§ **Records shown**:
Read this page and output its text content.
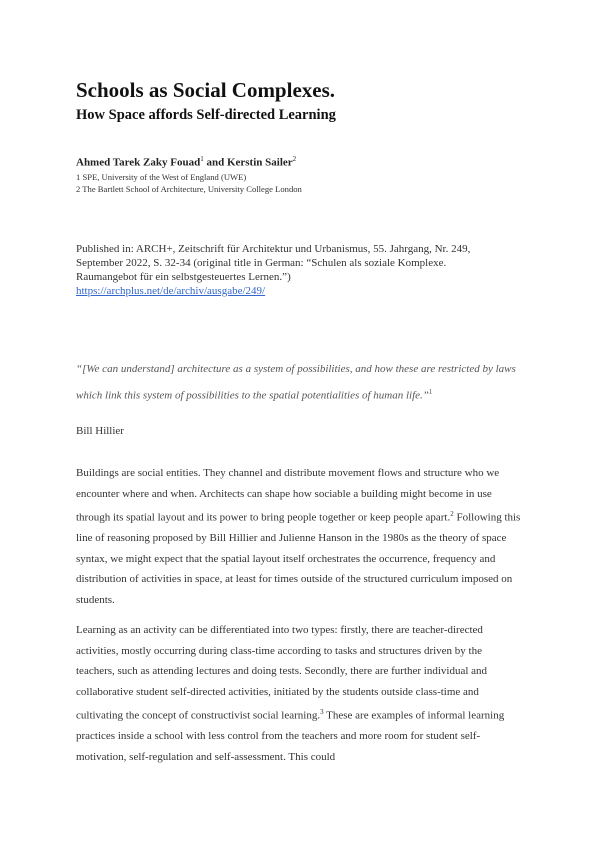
Schools as Social Complexes.
How Space affords Self-directed Learning
Ahmed Tarek Zaky Fouad$^1$ and Kerstin Sailer$^2$
1 SPE, University of the West of England (UWE)
2 The Bartlett School of Architecture, University College London
Published in: ARCH+, Zeitschrift für Architektur und Urbanismus, 55. Jahrgang, Nr. 249, September 2022, S. 32-34 (original title in German: “Schulen als soziale Komplexe. Raumangebot für ein selbstgesteuertes Lernen.”)
https://archplus.net/de/archiv/ausgabe/249/
“[We can understand] architecture as a system of possibilities, and how these are restricted by laws which link this system of possibilities to the spatial potentialities of human life.”$^1$
Bill Hillier

Buildings are social entities. They channel and distribute movement flows and structure who we encounter where and when. Architects can shape how sociable a building might become in use through its spatial layout and its power to bring people together or keep people apart.$^2$ Following this line of reasoning proposed by Bill Hillier and Julienne Hanson in the 1980s as the theory of space syntax, we might expect that the spatial layout itself orchestrates the occurrence, frequency and distribution of activities in space, at least for times outside of the structured curriculum imposed on students.

Learning as an activity can be differentiated into two types: firstly, there are teacher-directed activities, mostly occurring during class-time according to tasks and structures driven by the teachers, such as attending lectures and doing tests. Secondly, there are further individual and collaborative student self-directed activities, initiated by the students outside class-time and cultivating the concept of constructivist social learning.$^3$ These are examples of informal learning practices inside a school with less control from the teachers and more room for student self-motivation, self-regulation and self-assessment. This could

§ **Directive**:
Copy, from the material above, each line in which the string "activities" occurs.

§ **Response to this exercise**:
Buildings are social entities. They channel and distribute movement flows and structure who we encounter where and when. Architects can shape how sociable a building might become in use through its spatial layout and its power to bring people together or keep people apart.$^2$ Following this line of reasoning proposed by Bill Hillier and Julienne Hanson in the 1980s as the theory of space syntax, we might expect that the spatial layout itself orchestrates the occurrence, frequency and distribution of activities in space, at least for times outside of the structured curriculum imposed on students.
Learning as an activity can be differentiated into two types: firstly, there are teacher-directed activities, mostly occurring during class-time according to tasks and structures driven by the teachers, such as attending lectures and doing tests. Secondly, there are further individual and collaborative student self-directed activities, initiated by the students outside class-time and cultivating the concept of constructivist social learning.$^3$ These are examples of informal learning practices inside a school with less control from the teachers and more room for student self-motivation, self-regulation and self-assessment. This could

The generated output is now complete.